* Items *
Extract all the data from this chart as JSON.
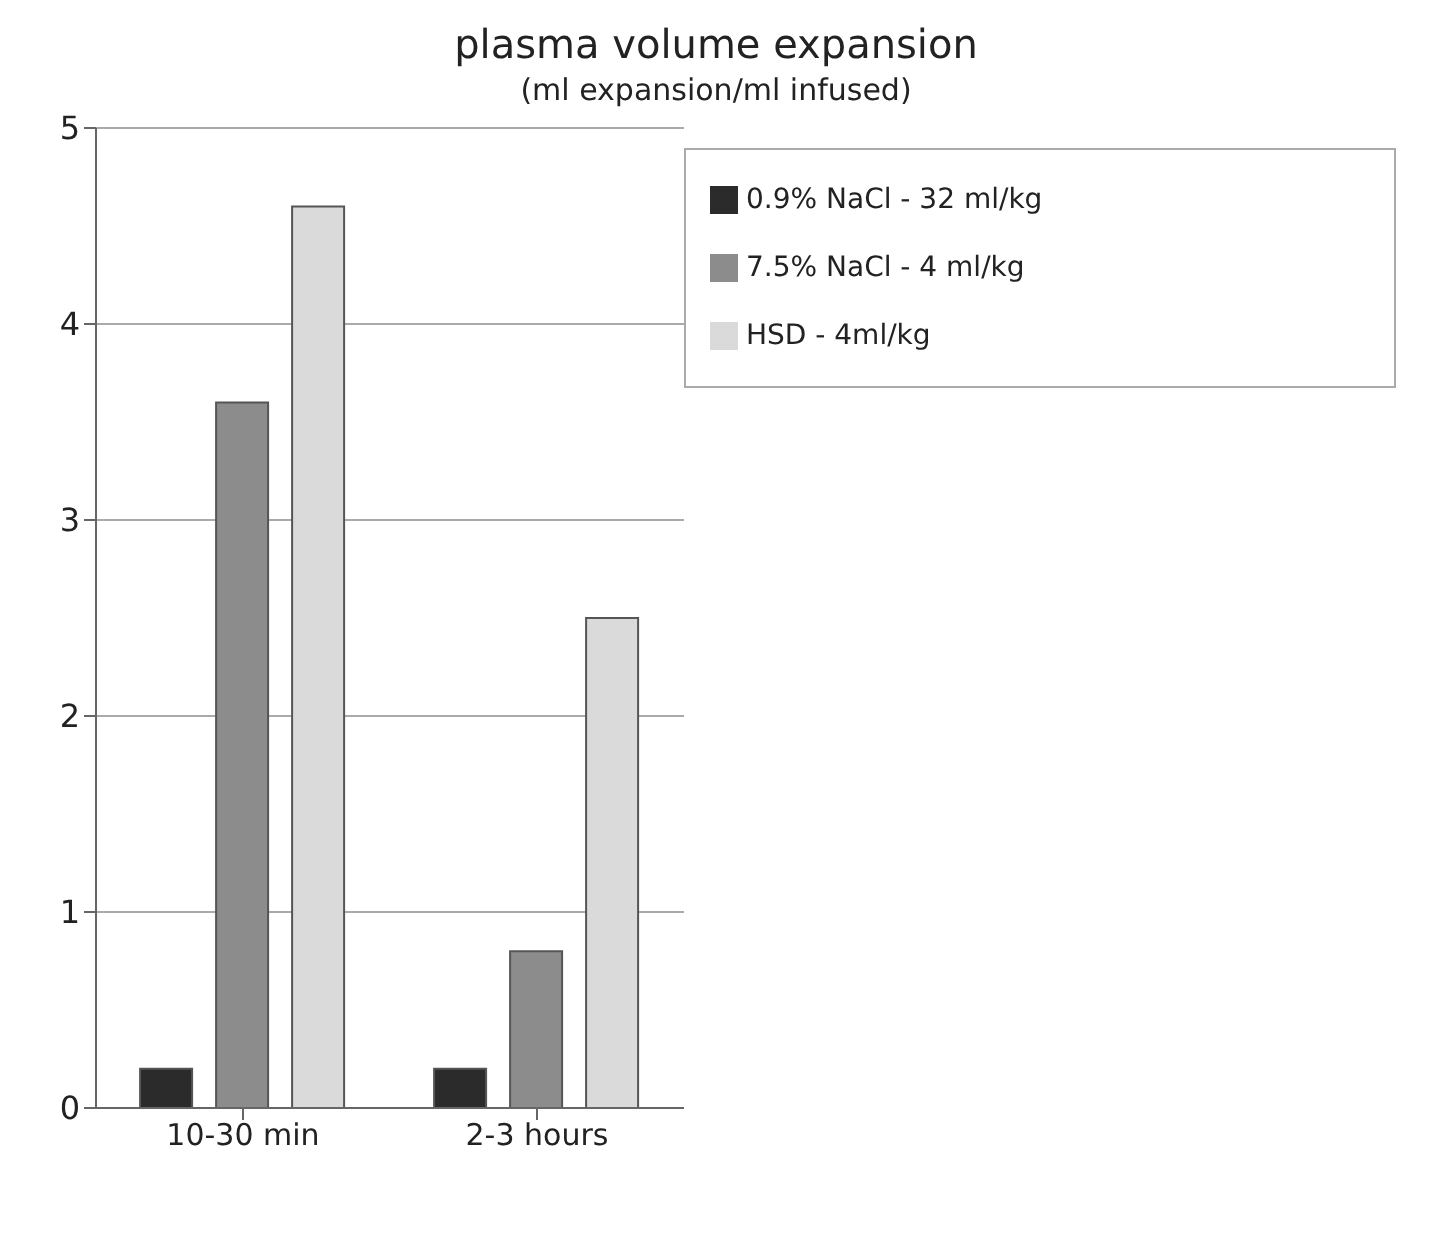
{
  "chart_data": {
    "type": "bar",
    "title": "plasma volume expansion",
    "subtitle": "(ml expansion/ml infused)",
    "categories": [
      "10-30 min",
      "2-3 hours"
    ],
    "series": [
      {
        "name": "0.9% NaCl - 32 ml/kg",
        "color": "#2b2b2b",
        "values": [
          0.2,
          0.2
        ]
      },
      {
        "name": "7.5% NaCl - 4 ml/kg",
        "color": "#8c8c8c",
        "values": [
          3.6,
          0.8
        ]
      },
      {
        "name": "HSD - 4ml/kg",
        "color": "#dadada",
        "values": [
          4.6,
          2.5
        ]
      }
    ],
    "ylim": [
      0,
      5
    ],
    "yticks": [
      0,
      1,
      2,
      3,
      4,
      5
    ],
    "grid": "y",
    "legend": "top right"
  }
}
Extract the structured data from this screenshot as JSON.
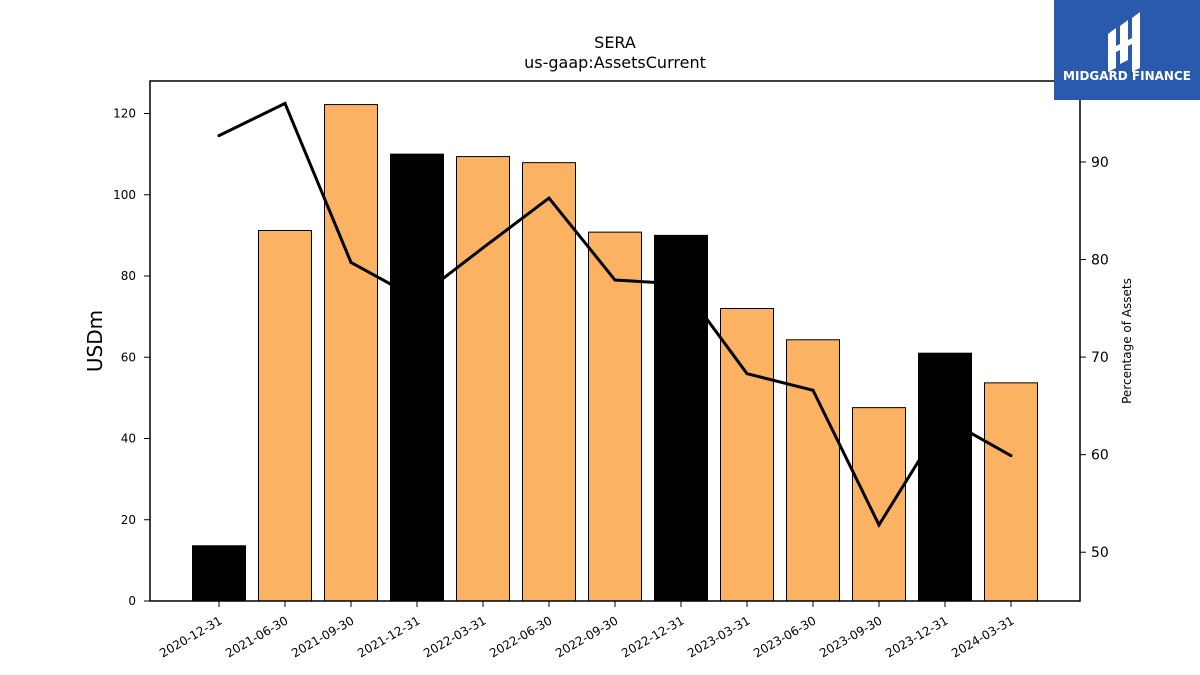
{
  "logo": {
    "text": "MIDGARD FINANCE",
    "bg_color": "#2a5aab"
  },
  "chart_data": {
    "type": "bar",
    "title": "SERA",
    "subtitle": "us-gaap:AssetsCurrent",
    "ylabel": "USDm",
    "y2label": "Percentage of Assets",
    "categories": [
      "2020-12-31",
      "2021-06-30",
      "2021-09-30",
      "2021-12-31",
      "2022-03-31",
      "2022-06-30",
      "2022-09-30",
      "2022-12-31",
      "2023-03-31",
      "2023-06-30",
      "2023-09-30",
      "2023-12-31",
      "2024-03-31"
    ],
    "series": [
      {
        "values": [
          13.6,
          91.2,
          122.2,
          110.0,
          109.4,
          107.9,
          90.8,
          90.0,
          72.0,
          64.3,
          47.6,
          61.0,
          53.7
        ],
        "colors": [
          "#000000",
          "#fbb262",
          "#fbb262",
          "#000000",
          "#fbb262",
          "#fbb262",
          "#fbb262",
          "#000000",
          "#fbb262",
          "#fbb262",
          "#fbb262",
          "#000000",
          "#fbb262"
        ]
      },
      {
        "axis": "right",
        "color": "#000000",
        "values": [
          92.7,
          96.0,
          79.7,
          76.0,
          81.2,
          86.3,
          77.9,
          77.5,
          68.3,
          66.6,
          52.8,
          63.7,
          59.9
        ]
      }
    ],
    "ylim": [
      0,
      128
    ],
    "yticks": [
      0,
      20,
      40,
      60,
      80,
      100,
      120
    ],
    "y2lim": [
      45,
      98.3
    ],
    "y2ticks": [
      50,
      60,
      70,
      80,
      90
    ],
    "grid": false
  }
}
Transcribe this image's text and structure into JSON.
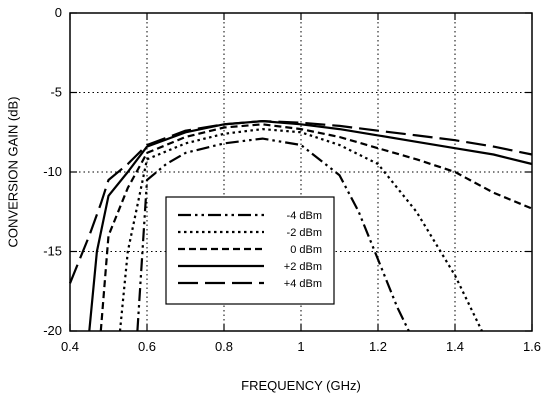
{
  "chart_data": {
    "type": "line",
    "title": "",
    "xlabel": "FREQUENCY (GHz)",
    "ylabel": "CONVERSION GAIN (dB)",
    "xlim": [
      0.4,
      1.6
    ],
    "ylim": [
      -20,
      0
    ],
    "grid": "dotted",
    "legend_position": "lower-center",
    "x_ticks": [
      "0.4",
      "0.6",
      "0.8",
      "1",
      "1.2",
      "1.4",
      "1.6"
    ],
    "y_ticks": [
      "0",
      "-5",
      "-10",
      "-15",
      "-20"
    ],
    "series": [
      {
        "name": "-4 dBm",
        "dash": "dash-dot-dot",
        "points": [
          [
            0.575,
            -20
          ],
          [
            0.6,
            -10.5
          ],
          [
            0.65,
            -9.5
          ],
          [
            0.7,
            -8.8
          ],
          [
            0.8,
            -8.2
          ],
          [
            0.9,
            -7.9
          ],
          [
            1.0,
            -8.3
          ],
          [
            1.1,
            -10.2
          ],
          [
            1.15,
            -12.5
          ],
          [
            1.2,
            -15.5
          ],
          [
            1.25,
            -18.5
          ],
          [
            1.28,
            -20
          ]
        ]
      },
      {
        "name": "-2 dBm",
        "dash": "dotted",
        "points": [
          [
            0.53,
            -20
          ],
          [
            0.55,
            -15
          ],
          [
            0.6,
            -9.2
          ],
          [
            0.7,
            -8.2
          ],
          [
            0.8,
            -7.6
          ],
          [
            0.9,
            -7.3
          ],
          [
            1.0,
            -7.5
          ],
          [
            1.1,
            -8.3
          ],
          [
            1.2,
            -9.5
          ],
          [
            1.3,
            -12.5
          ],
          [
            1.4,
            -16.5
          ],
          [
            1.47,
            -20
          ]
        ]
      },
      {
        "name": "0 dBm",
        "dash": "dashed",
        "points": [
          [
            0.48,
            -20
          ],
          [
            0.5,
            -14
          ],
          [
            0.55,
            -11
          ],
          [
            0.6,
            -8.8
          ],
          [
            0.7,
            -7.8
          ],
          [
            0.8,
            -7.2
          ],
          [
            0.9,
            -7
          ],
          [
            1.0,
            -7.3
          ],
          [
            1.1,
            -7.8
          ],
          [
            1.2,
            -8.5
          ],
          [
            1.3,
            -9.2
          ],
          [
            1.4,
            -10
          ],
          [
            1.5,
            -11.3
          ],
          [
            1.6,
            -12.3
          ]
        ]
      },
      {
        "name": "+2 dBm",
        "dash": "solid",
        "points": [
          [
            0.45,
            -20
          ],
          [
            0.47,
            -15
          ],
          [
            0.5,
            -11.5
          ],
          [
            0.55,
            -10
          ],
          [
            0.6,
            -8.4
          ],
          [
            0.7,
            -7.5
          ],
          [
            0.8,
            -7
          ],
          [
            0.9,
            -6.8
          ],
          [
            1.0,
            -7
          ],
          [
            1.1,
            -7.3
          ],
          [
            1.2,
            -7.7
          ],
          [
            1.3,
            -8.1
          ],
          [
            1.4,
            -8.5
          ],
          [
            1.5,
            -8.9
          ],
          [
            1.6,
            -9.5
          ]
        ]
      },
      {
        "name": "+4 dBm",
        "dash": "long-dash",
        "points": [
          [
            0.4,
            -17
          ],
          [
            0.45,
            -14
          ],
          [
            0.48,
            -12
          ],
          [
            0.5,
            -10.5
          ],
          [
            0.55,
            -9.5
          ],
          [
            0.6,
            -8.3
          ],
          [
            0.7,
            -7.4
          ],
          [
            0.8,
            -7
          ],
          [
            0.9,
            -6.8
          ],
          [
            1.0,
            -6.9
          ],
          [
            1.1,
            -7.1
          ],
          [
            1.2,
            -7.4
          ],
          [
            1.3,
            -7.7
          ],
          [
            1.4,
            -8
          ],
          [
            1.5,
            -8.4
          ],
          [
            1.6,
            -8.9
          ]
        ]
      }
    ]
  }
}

* Written problem *
Reproduce all of the data exactly, omitting each picture it holds.

* In response *
Extract all the data from this chart as JSON.
{
  "chart_data": {
    "type": "bar",
    "title": "plasma volume expansion",
    "subtitle": "(ml expansion/ml infused)",
    "categories": [
      "10-30 min",
      "2-3 hours"
    ],
    "series": [
      {
        "name": "0.9% NaCl - 32 ml/kg",
        "color": "#2b2b2b",
        "values": [
          0.2,
          0.2
        ]
      },
      {
        "name": "7.5% NaCl - 4 ml/kg",
        "color": "#8c8c8c",
        "values": [
          3.6,
          0.8
        ]
      },
      {
        "name": "HSD - 4ml/kg",
        "color": "#dadada",
        "values": [
          4.6,
          2.5
        ]
      }
    ],
    "ylim": [
      0,
      5
    ],
    "yticks": [
      0,
      1,
      2,
      3,
      4,
      5
    ],
    "grid": "y",
    "legend": "top right"
  }
}
Extract the structured data from this screenshot as JSON.
{
  "logo": {
    "text": "MIDGARD FINANCE",
    "bg_color": "#2a5aab"
  },
  "chart_data": {
    "type": "bar",
    "title": "SERA",
    "subtitle": "us-gaap:AssetsCurrent",
    "ylabel": "USDm",
    "y2label": "Percentage of Assets",
    "categories": [
      "2020-12-31",
      "2021-06-30",
      "2021-09-30",
      "2021-12-31",
      "2022-03-31",
      "2022-06-30",
      "2022-09-30",
      "2022-12-31",
      "2023-03-31",
      "2023-06-30",
      "2023-09-30",
      "2023-12-31",
      "2024-03-31"
    ],
    "series": [
      {
        "values": [
          13.6,
          91.2,
          122.2,
          110.0,
          109.4,
          107.9,
          90.8,
          90.0,
          72.0,
          64.3,
          47.6,
          61.0,
          53.7
        ],
        "colors": [
          "#000000",
          "#fbb262",
          "#fbb262",
          "#000000",
          "#fbb262",
          "#fbb262",
          "#fbb262",
          "#000000",
          "#fbb262",
          "#fbb262",
          "#fbb262",
          "#000000",
          "#fbb262"
        ]
      },
      {
        "axis": "right",
        "color": "#000000",
        "values": [
          92.7,
          96.0,
          79.7,
          76.0,
          81.2,
          86.3,
          77.9,
          77.5,
          68.3,
          66.6,
          52.8,
          63.7,
          59.9
        ]
      }
    ],
    "ylim": [
      0,
      128
    ],
    "yticks": [
      0,
      20,
      40,
      60,
      80,
      100,
      120
    ],
    "y2lim": [
      45,
      98.3
    ],
    "y2ticks": [
      50,
      60,
      70,
      80,
      90
    ],
    "grid": false
  }
}
Transcribe this image's text and structure into JSON.
{
  "chart_data": {
    "type": "line",
    "title": "",
    "xlabel": "FREQUENCY (GHz)",
    "ylabel": "CONVERSION GAIN (dB)",
    "xlim": [
      0.4,
      1.6
    ],
    "ylim": [
      -20,
      0
    ],
    "grid": "dotted",
    "legend_position": "lower-center",
    "x_ticks": [
      "0.4",
      "0.6",
      "0.8",
      "1",
      "1.2",
      "1.4",
      "1.6"
    ],
    "y_ticks": [
      "0",
      "-5",
      "-10",
      "-15",
      "-20"
    ],
    "series": [
      {
        "name": "-4 dBm",
        "dash": "dash-dot-dot",
        "points": [
          [
            0.575,
            -20
          ],
          [
            0.6,
            -10.5
          ],
          [
            0.65,
            -9.5
          ],
          [
            0.7,
            -8.8
          ],
          [
            0.8,
            -8.2
          ],
          [
            0.9,
            -7.9
          ],
          [
            1.0,
            -8.3
          ],
          [
            1.1,
            -10.2
          ],
          [
            1.15,
            -12.5
          ],
          [
            1.2,
            -15.5
          ],
          [
            1.25,
            -18.5
          ],
          [
            1.28,
            -20
          ]
        ]
      },
      {
        "name": "-2 dBm",
        "dash": "dotted",
        "points": [
          [
            0.53,
            -20
          ],
          [
            0.55,
            -15
          ],
          [
            0.6,
            -9.2
          ],
          [
            0.7,
            -8.2
          ],
          [
            0.8,
            -7.6
          ],
          [
            0.9,
            -7.3
          ],
          [
            1.0,
            -7.5
          ],
          [
            1.1,
            -8.3
          ],
          [
            1.2,
            -9.5
          ],
          [
            1.3,
            -12.5
          ],
          [
            1.4,
            -16.5
          ],
          [
            1.47,
            -20
          ]
        ]
      },
      {
        "name": "0 dBm",
        "dash": "dashed",
        "points": [
          [
            0.48,
            -20
          ],
          [
            0.5,
            -14
          ],
          [
            0.55,
            -11
          ],
          [
            0.6,
            -8.8
          ],
          [
            0.7,
            -7.8
          ],
          [
            0.8,
            -7.2
          ],
          [
            0.9,
            -7
          ],
          [
            1.0,
            -7.3
          ],
          [
            1.1,
            -7.8
          ],
          [
            1.2,
            -8.5
          ],
          [
            1.3,
            -9.2
          ],
          [
            1.4,
            -10
          ],
          [
            1.5,
            -11.3
          ],
          [
            1.6,
            -12.3
          ]
        ]
      },
      {
        "name": "+2 dBm",
        "dash": "solid",
        "points": [
          [
            0.45,
            -20
          ],
          [
            0.47,
            -15
          ],
          [
            0.5,
            -11.5
          ],
          [
            0.55,
            -10
          ],
          [
            0.6,
            -8.4
          ],
          [
            0.7,
            -7.5
          ],
          [
            0.8,
            -7
          ],
          [
            0.9,
            -6.8
          ],
          [
            1.0,
            -7
          ],
          [
            1.1,
            -7.3
          ],
          [
            1.2,
            -7.7
          ],
          [
            1.3,
            -8.1
          ],
          [
            1.4,
            -8.5
          ],
          [
            1.5,
            -8.9
          ],
          [
            1.6,
            -9.5
          ]
        ]
      },
      {
        "name": "+4 dBm",
        "dash": "long-dash",
        "points": [
          [
            0.4,
            -17
          ],
          [
            0.45,
            -14
          ],
          [
            0.48,
            -12
          ],
          [
            0.5,
            -10.5
          ],
          [
            0.55,
            -9.5
          ],
          [
            0.6,
            -8.3
          ],
          [
            0.7,
            -7.4
          ],
          [
            0.8,
            -7
          ],
          [
            0.9,
            -6.8
          ],
          [
            1.0,
            -6.9
          ],
          [
            1.1,
            -7.1
          ],
          [
            1.2,
            -7.4
          ],
          [
            1.3,
            -7.7
          ],
          [
            1.4,
            -8
          ],
          [
            1.5,
            -8.4
          ],
          [
            1.6,
            -8.9
          ]
        ]
      }
    ]
  }
}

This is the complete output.